_Record excerpts_.
■ ■ ■ ■ ■
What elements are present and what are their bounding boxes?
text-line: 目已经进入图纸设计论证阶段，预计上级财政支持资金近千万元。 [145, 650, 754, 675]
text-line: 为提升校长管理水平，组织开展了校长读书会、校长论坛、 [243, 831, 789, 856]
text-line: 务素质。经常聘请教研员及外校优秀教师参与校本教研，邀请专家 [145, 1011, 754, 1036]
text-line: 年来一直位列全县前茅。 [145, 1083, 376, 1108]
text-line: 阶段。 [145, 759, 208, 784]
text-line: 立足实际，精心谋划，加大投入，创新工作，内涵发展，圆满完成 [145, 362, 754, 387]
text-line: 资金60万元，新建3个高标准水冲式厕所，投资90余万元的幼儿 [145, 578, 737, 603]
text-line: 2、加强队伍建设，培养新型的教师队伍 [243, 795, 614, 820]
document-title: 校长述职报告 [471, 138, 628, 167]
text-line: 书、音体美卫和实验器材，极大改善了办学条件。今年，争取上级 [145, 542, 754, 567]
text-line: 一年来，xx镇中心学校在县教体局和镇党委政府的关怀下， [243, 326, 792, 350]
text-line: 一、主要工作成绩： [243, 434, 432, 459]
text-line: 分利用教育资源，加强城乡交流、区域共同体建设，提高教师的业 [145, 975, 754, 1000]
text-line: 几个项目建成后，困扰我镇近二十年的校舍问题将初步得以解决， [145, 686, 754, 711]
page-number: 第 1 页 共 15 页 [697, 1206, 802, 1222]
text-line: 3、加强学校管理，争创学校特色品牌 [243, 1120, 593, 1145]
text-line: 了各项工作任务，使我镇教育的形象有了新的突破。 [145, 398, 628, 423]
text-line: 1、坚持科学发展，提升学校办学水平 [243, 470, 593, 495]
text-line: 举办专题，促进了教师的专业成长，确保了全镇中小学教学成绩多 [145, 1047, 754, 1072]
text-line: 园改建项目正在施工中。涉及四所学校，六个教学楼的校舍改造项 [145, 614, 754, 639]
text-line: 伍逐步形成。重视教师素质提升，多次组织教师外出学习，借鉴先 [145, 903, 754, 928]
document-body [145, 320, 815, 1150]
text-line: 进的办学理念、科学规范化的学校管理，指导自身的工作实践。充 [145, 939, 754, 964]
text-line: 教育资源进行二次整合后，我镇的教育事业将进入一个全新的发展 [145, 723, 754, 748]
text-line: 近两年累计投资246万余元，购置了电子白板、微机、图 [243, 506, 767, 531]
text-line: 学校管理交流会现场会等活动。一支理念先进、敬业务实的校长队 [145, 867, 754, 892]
■ ■ ■ ■ ■
Gather every line above that contains the string "document". Matching is case-sensitive.

document-title: 校长述职报告 [471, 138, 628, 167]
document-body [145, 320, 815, 1150]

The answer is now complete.